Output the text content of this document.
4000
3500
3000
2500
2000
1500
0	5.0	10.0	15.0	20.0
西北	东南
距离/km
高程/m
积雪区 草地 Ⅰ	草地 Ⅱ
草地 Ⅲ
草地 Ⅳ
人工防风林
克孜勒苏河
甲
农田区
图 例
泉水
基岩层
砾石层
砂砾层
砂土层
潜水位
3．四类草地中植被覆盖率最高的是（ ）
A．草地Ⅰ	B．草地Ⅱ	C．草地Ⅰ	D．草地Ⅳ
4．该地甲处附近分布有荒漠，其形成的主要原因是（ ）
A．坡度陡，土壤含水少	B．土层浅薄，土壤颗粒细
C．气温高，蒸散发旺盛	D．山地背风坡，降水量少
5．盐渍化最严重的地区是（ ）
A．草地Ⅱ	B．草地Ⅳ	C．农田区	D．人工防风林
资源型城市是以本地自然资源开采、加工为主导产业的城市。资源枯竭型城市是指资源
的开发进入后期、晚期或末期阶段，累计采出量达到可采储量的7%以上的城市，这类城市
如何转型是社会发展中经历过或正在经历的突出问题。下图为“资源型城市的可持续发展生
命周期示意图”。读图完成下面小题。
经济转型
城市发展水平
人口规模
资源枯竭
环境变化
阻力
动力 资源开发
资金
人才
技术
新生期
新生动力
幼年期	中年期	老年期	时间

++++++

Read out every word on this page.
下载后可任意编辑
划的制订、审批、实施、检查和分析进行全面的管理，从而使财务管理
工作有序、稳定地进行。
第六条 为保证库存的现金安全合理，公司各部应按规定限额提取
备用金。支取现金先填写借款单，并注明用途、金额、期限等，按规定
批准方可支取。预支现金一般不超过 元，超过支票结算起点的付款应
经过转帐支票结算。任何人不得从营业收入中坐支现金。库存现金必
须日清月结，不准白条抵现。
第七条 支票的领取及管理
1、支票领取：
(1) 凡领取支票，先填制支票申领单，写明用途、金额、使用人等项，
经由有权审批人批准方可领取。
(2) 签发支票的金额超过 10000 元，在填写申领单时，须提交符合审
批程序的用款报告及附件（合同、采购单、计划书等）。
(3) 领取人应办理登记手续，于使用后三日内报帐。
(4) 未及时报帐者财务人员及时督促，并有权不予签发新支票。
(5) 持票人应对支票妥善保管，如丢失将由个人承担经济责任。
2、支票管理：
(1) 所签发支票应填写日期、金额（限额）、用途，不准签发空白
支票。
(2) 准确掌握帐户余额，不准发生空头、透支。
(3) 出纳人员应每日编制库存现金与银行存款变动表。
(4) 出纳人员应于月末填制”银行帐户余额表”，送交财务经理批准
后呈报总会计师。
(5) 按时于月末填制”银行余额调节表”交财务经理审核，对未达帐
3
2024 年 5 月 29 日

++++++

Exercise description: Look for the word "this" in every line of the listing and copy the lines that have it.

Output of the exercise:
Output the text content of this document.
Read out every word on this page.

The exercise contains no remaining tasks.